• [Short problem] Among the lines below, list those containing the string "medio".

• [Extracted information]

---+---

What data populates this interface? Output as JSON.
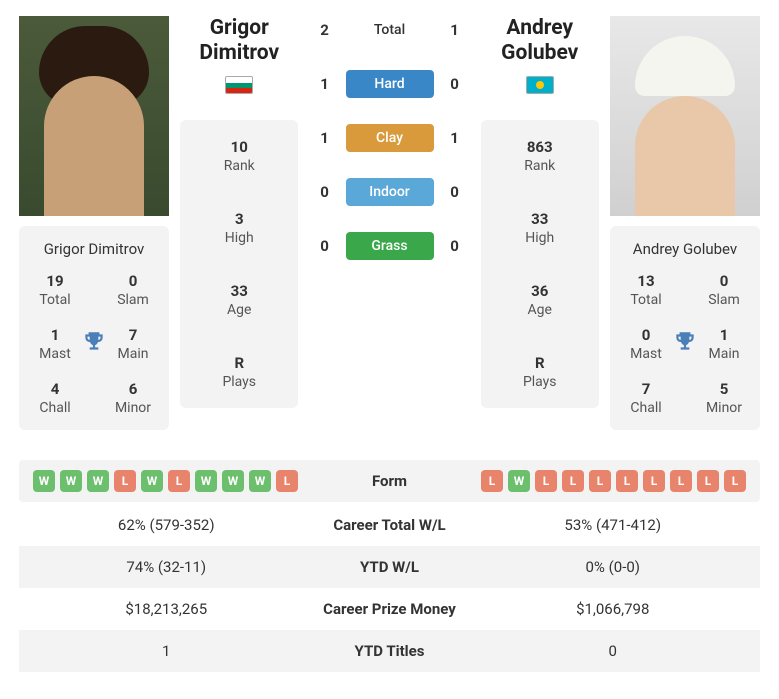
{
  "colors": {
    "win_badge": "#6cbf6c",
    "loss_badge": "#e8846b",
    "hard": "#3a87c8",
    "clay": "#d89a3a",
    "indoor": "#5aa8d8",
    "grass": "#3aa84a",
    "card_bg": "#f3f3f3",
    "trophy": "#4a7fb8"
  },
  "player1": {
    "name_first": "Grigor",
    "name_last": "Dimitrov",
    "full_name": "Grigor Dimitrov",
    "flag": "bul",
    "titles": {
      "total": {
        "num": "19",
        "label": "Total"
      },
      "slam": {
        "num": "0",
        "label": "Slam"
      },
      "mast": {
        "num": "1",
        "label": "Mast"
      },
      "main": {
        "num": "7",
        "label": "Main"
      },
      "chall": {
        "num": "4",
        "label": "Chall"
      },
      "minor": {
        "num": "6",
        "label": "Minor"
      }
    },
    "rank": {
      "num": "10",
      "label": "Rank"
    },
    "high": {
      "num": "3",
      "label": "High"
    },
    "age": {
      "num": "33",
      "label": "Age"
    },
    "plays": {
      "num": "R",
      "label": "Plays"
    },
    "form": [
      "W",
      "W",
      "W",
      "L",
      "W",
      "L",
      "W",
      "W",
      "W",
      "L"
    ],
    "career_wl": "62% (579-352)",
    "ytd_wl": "74% (32-11)",
    "prize": "$18,213,265",
    "ytd_titles": "1"
  },
  "player2": {
    "name_first": "Andrey",
    "name_last": "Golubev",
    "full_name": "Andrey Golubev",
    "flag": "kaz",
    "titles": {
      "total": {
        "num": "13",
        "label": "Total"
      },
      "slam": {
        "num": "0",
        "label": "Slam"
      },
      "mast": {
        "num": "0",
        "label": "Mast"
      },
      "main": {
        "num": "1",
        "label": "Main"
      },
      "chall": {
        "num": "7",
        "label": "Chall"
      },
      "minor": {
        "num": "5",
        "label": "Minor"
      }
    },
    "rank": {
      "num": "863",
      "label": "Rank"
    },
    "high": {
      "num": "33",
      "label": "High"
    },
    "age": {
      "num": "36",
      "label": "Age"
    },
    "plays": {
      "num": "R",
      "label": "Plays"
    },
    "form": [
      "L",
      "W",
      "L",
      "L",
      "L",
      "L",
      "L",
      "L",
      "L",
      "L"
    ],
    "career_wl": "53% (471-412)",
    "ytd_wl": "0% (0-0)",
    "prize": "$1,066,798",
    "ytd_titles": "0"
  },
  "h2h": {
    "total": {
      "p1": "2",
      "label": "Total",
      "p2": "1"
    },
    "surfaces": [
      {
        "p1": "1",
        "label": "Hard",
        "p2": "0",
        "color_key": "hard"
      },
      {
        "p1": "1",
        "label": "Clay",
        "p2": "1",
        "color_key": "clay"
      },
      {
        "p1": "0",
        "label": "Indoor",
        "p2": "0",
        "color_key": "indoor"
      },
      {
        "p1": "0",
        "label": "Grass",
        "p2": "0",
        "color_key": "grass"
      }
    ]
  },
  "labels": {
    "form": "Form",
    "career_wl": "Career Total W/L",
    "ytd_wl": "YTD W/L",
    "prize": "Career Prize Money",
    "ytd_titles": "YTD Titles"
  }
}
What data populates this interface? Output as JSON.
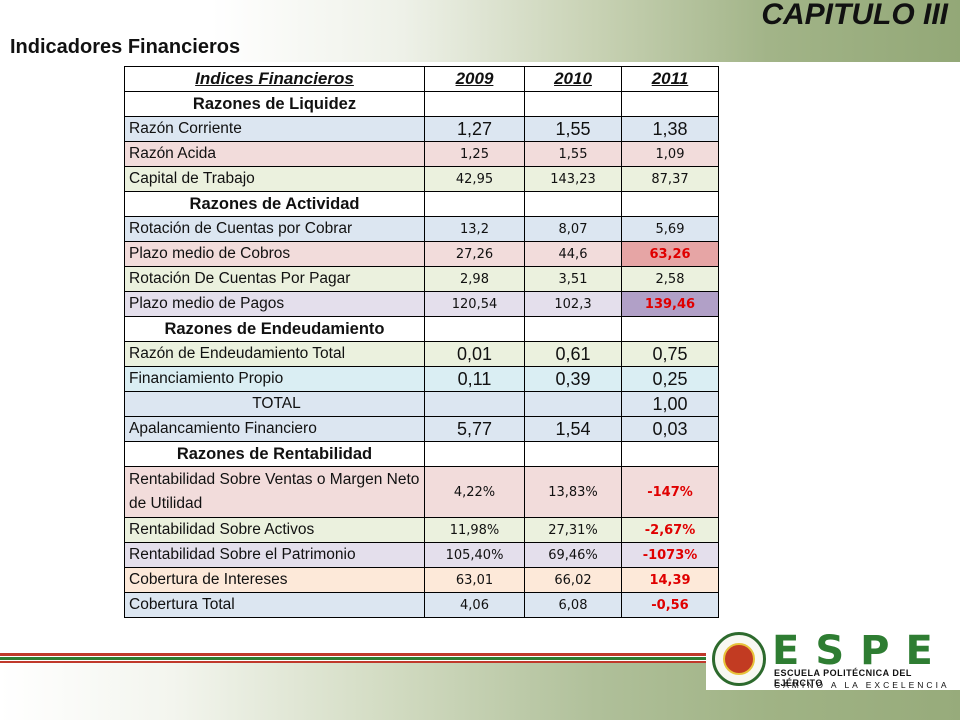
{
  "header": {
    "chapter": "CAPITULO III",
    "subtitle": "Indicadores Financieros"
  },
  "table": {
    "header": {
      "label": "Indices Financieros",
      "years": [
        "2009",
        "2010",
        "2011"
      ]
    },
    "rows": [
      {
        "kind": "section",
        "label": "Razones de Liquidez"
      },
      {
        "label": "Razón Corriente",
        "values": [
          "1,27",
          "1,55",
          "1,38"
        ],
        "bg": "blue",
        "big": true
      },
      {
        "label": "Razón Acida",
        "values": [
          "1,25",
          "1,55",
          "1,09"
        ],
        "bg": "pink"
      },
      {
        "label": "Capital de Trabajo",
        "values": [
          "42,95",
          "143,23",
          "87,37"
        ],
        "bg": "green"
      },
      {
        "kind": "section",
        "label": "Razones de Actividad"
      },
      {
        "label": "Rotación de Cuentas por Cobrar",
        "values": [
          "13,2",
          "8,07",
          "5,69"
        ],
        "bg": "blue"
      },
      {
        "label": "Plazo medio de Cobros",
        "values": [
          "27,26",
          "44,6",
          "63,26"
        ],
        "bg": "pink",
        "highlight2011": "#e6a5a5"
      },
      {
        "label": "Rotación De Cuentas Por Pagar",
        "values": [
          "2,98",
          "3,51",
          "2,58"
        ],
        "bg": "green"
      },
      {
        "label": "Plazo medio de Pagos",
        "values": [
          "120,54",
          "102,3",
          "139,46"
        ],
        "bg": "lavender",
        "highlight2011": "#b1a0c7"
      },
      {
        "kind": "section",
        "label": "Razones de Endeudamiento"
      },
      {
        "label": "Razón de Endeudamiento Total",
        "values": [
          "0,01",
          "0,61",
          "0,75"
        ],
        "bg": "green",
        "big": true
      },
      {
        "label": "Financiamiento Propio",
        "values": [
          "0,11",
          "0,39",
          "0,25"
        ],
        "bg": "cyan",
        "big": true
      },
      {
        "label": "TOTAL",
        "values": [
          "",
          "",
          "1,00"
        ],
        "bg": "blue",
        "big": true
      },
      {
        "label": "Apalancamiento Financiero",
        "values": [
          "5,77",
          "1,54",
          "0,03"
        ],
        "bg": "blue",
        "big": true
      },
      {
        "kind": "section",
        "label": "Razones de Rentabilidad"
      },
      {
        "label": "Rentabilidad Sobre Ventas o Margen Neto de Utilidad",
        "values": [
          "4,22%",
          "13,83%",
          "-147%"
        ],
        "bg": "pink"
      },
      {
        "label": "Rentabilidad Sobre Activos",
        "values": [
          "11,98%",
          "27,31%",
          "-2,67%"
        ],
        "bg": "green"
      },
      {
        "label": "Rentabilidad Sobre el Patrimonio",
        "values": [
          "105,40%",
          "69,46%",
          "-1073%"
        ],
        "bg": "lavender"
      },
      {
        "label": "Cobertura de Intereses",
        "values": [
          "63,01",
          "66,02",
          "14,39"
        ],
        "bg": "peach"
      },
      {
        "label": "Cobertura Total",
        "values": [
          "4,06",
          "6,08",
          "-0,56"
        ],
        "bg": "blue"
      }
    ]
  },
  "logo": {
    "letters": "ESPE",
    "school": "ESCUELA POLITÉCNICA DEL EJÉRCITO",
    "motto": "CAMINO A LA EXCELENCIA"
  },
  "colors": {
    "accent_green": "#2e7d32",
    "red_value": "#e00000",
    "line_red": "#c0392b",
    "line_green": "#2e7d32"
  }
}
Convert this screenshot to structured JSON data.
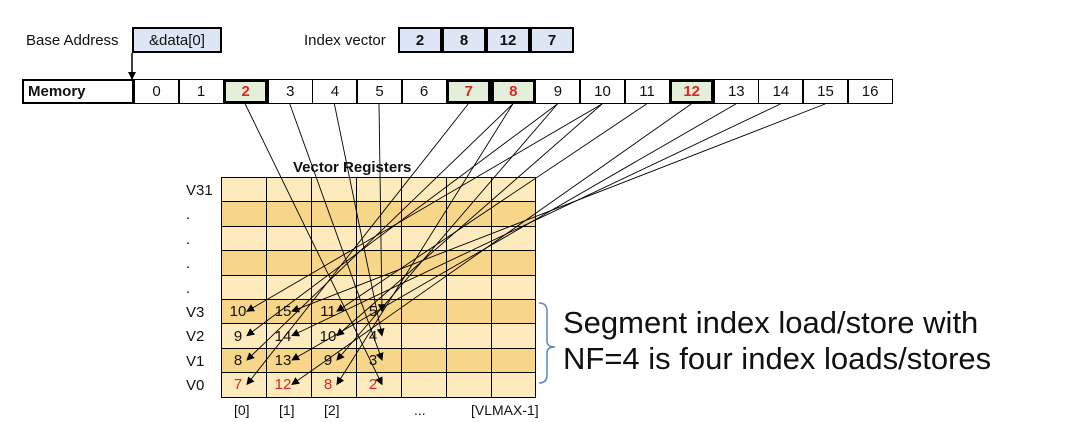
{
  "base_address": {
    "label": "Base Address",
    "value": "&data[0]"
  },
  "index_vector": {
    "label": "Index vector",
    "values": [
      "2",
      "8",
      "12",
      "7"
    ]
  },
  "memory": {
    "label": "Memory",
    "cells": [
      "0",
      "1",
      "2",
      "3",
      "4",
      "5",
      "6",
      "7",
      "8",
      "9",
      "10",
      "11",
      "12",
      "13",
      "14",
      "15",
      "16"
    ],
    "highlighted": [
      "2",
      "7",
      "8",
      "12"
    ],
    "red": [
      "2",
      "7",
      "8",
      "12"
    ]
  },
  "registers": {
    "title": "Vector Registers",
    "rows": [
      "V31",
      ".",
      ".",
      ".",
      ".",
      "V3",
      "V2",
      "V1",
      "V0"
    ],
    "values": {
      "V3": [
        "10",
        "15",
        "11",
        "5"
      ],
      "V2": [
        "9",
        "14",
        "10",
        "4"
      ],
      "V1": [
        "8",
        "13",
        "9",
        "3"
      ],
      "V0": [
        "7",
        "12",
        "8",
        "2"
      ]
    },
    "red_row": "V0",
    "columns": [
      "[0]",
      "[1]",
      "[2]",
      "...",
      "[VLMAX-1]"
    ]
  },
  "caption": {
    "line1": "Segment index load/store with",
    "line2": "NF=4 is four index loads/stores"
  },
  "colors": {
    "dark_cell": "#f7d68a",
    "light_cell": "#fdebbd",
    "highlight": "#e3eedb",
    "red": "#e0261c",
    "index_fill": "#dde6f4",
    "brace": "#5b87c5"
  }
}
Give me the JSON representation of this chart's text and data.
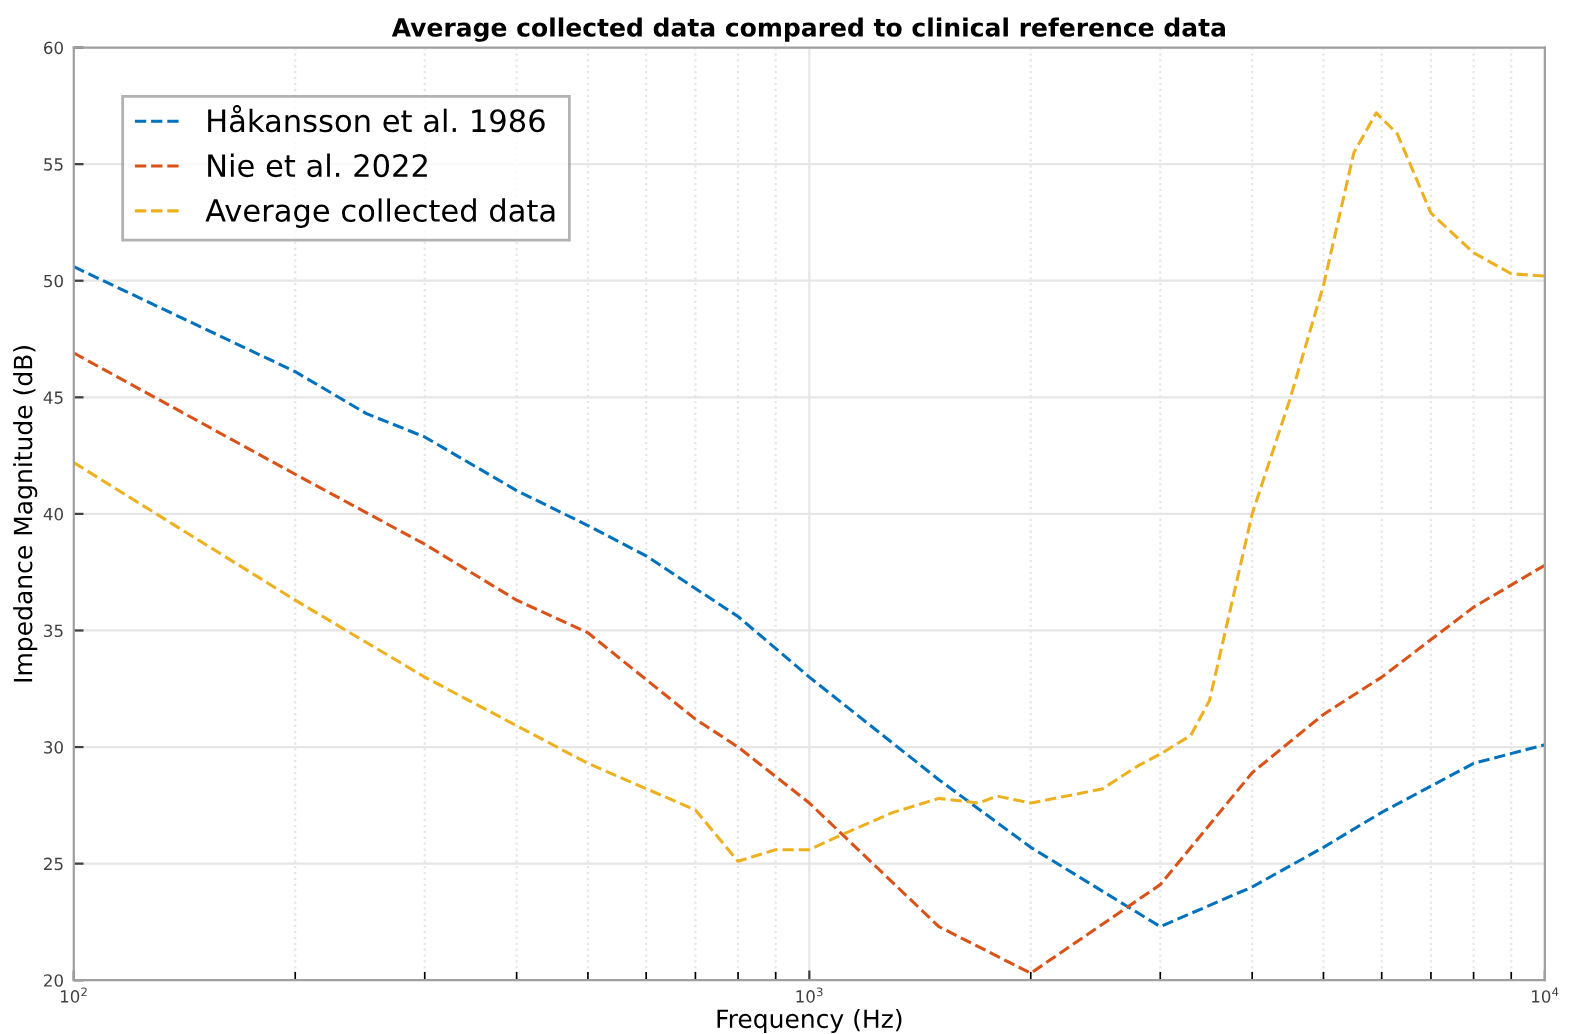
{
  "chart_data": {
    "type": "line",
    "title": "Average collected data compared to clinical reference data",
    "xlabel": "Frequency (Hz)",
    "ylabel": "Impedance Magnitude (dB)",
    "log": "x",
    "xlim": [
      100,
      10000
    ],
    "xticks": [
      {
        "value": 100,
        "label": "10$^{2}$"
      },
      {
        "value": 1000,
        "label": "10$^{3}$"
      },
      {
        "value": 10000,
        "label": "10$^{4}$"
      }
    ],
    "ylim": [
      20,
      60
    ],
    "yticks": [
      20,
      25,
      30,
      35,
      40,
      45,
      50,
      55,
      60
    ],
    "grid": true,
    "legend": "top left",
    "line_style": "dashed",
    "marker": "none",
    "series": [
      {
        "name": "Håkansson et al. 1986",
        "color": "#0072bd",
        "x": [
          100,
          200,
          250,
          300,
          400,
          500,
          600,
          700,
          800,
          1000,
          1500,
          2000,
          3000,
          4000,
          5000,
          6000,
          8000,
          10000
        ],
        "values": [
          50.6,
          46.1,
          44.3,
          43.3,
          41,
          39.5,
          38.2,
          36.8,
          35.6,
          33,
          28.6,
          25.7,
          22.3,
          24,
          25.7,
          27.2,
          29.3,
          30.1
        ]
      },
      {
        "name": "Nie et al. 2022",
        "color": "#d95319",
        "x": [
          100,
          200,
          300,
          400,
          500,
          700,
          800,
          1000,
          1500,
          2000,
          3000,
          4000,
          5000,
          6000,
          8000,
          10000
        ],
        "values": [
          46.9,
          41.7,
          38.7,
          36.3,
          34.9,
          31.2,
          30,
          27.6,
          22.3,
          20.3,
          24.1,
          28.9,
          31.4,
          33,
          36,
          37.8
        ]
      },
      {
        "name": "Average collected data",
        "color": "#edb120",
        "x": [
          100,
          200,
          300,
          500,
          700,
          800,
          900,
          1000,
          1100,
          1300,
          1500,
          1700,
          1800,
          2000,
          2500,
          2800,
          3000,
          3300,
          3500,
          4000,
          4500,
          5000,
          5500,
          5900,
          6300,
          7000,
          8000,
          9000,
          10000
        ],
        "values": [
          42.2,
          36.3,
          33,
          29.3,
          27.3,
          25.1,
          25.6,
          25.6,
          26.2,
          27.2,
          27.8,
          27.6,
          27.9,
          27.6,
          28.2,
          29.2,
          29.7,
          30.5,
          32,
          40,
          44.9,
          49.8,
          55.5,
          57.2,
          56.3,
          52.9,
          51.2,
          50.3,
          50.2
        ]
      }
    ]
  }
}
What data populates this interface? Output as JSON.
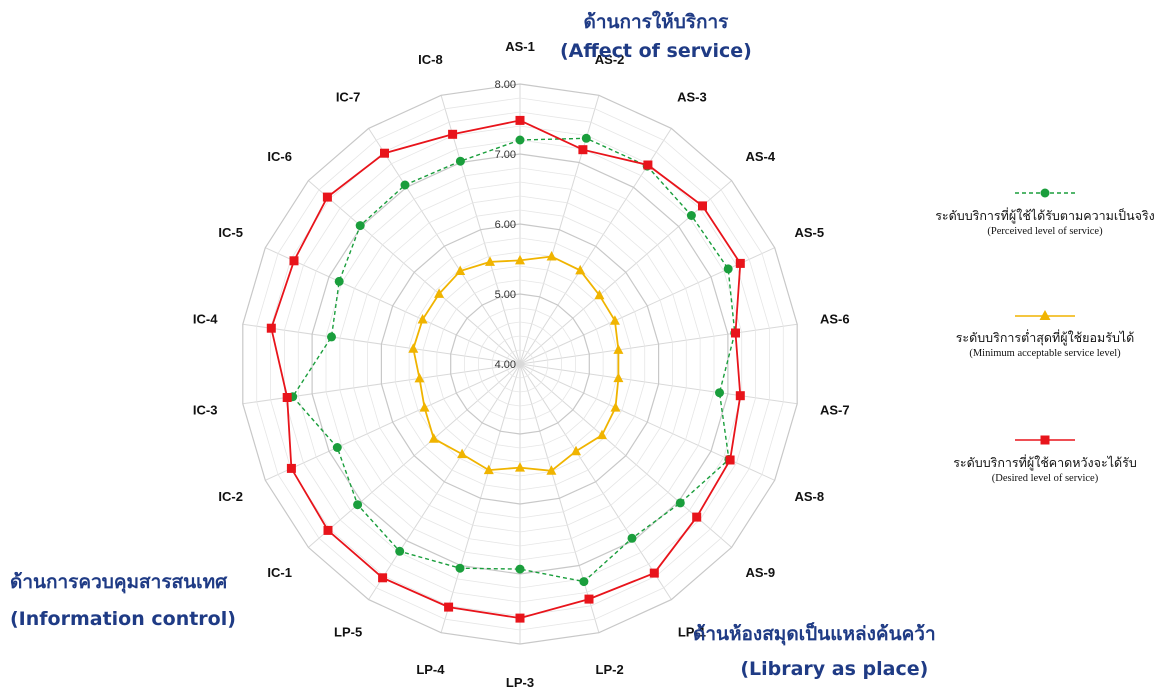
{
  "chart_data": {
    "type": "radar",
    "categories": [
      "AS-1",
      "AS-2",
      "AS-3",
      "AS-4",
      "AS-5",
      "AS-6",
      "AS-7",
      "AS-8",
      "AS-9",
      "LP-1",
      "LP-2",
      "LP-3",
      "LP-4",
      "LP-5",
      "IC-1",
      "IC-2",
      "IC-3",
      "IC-4",
      "IC-5",
      "IC-6",
      "IC-7",
      "IC-8"
    ],
    "rlim": [
      4,
      8
    ],
    "rticks": [
      "4.00",
      "5.00",
      "6.00",
      "7.00",
      "8.00"
    ],
    "series": [
      {
        "name_th": "ระดับบริการที่ผู้ใช้ได้รับตามความเป็นจริง",
        "name_en": "(Perceived level of service)",
        "color": "#1a9e3c",
        "marker": "circle",
        "dash": true,
        "values": [
          7.2,
          7.36,
          7.36,
          7.24,
          7.27,
          7.1,
          6.88,
          7.28,
          7.03,
          6.96,
          7.24,
          6.93,
          7.04,
          7.18,
          7.07,
          6.87,
          7.28,
          6.72,
          6.84,
          7.02,
          7.04,
          7.02
        ]
      },
      {
        "name_th": "ระดับบริการต่ำสุดที่ผู้ใช้ยอมรับได้",
        "name_en": "(Minimum acceptable service level)",
        "color": "#f0b400",
        "marker": "triangle",
        "dash": false,
        "values": [
          5.48,
          5.6,
          5.59,
          5.5,
          5.49,
          5.42,
          5.42,
          5.5,
          5.55,
          5.48,
          5.59,
          5.48,
          5.58,
          5.53,
          5.63,
          5.5,
          5.45,
          5.54,
          5.53,
          5.53,
          5.58,
          5.52
        ]
      },
      {
        "name_th": "ระดับบริการที่ผู้ใช้คาดหวังจะได้รับ",
        "name_en": "(Desired level of service)",
        "color": "#e8141b",
        "marker": "square",
        "dash": false,
        "values": [
          7.48,
          7.19,
          7.38,
          7.45,
          7.46,
          7.11,
          7.18,
          7.3,
          7.34,
          7.55,
          7.5,
          7.63,
          7.62,
          7.63,
          7.63,
          7.59,
          7.36,
          7.59,
          7.55,
          7.64,
          7.58,
          7.42
        ]
      }
    ]
  },
  "groups": {
    "service_th": "ด้านการให้บริการ",
    "service_en": "(Affect of service)",
    "info_th": "ด้านการควบคุมสารสนเทศ",
    "info_en": "(Information control)",
    "library_th": "ด้านห้องสมุดเป็นแหล่งค้นคว้า",
    "library_en": "(Library as place)"
  }
}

---+---

• [Correct result]
        "label": "Plazo medio de Cobros",
        "label": "Plazo medio de Pagos",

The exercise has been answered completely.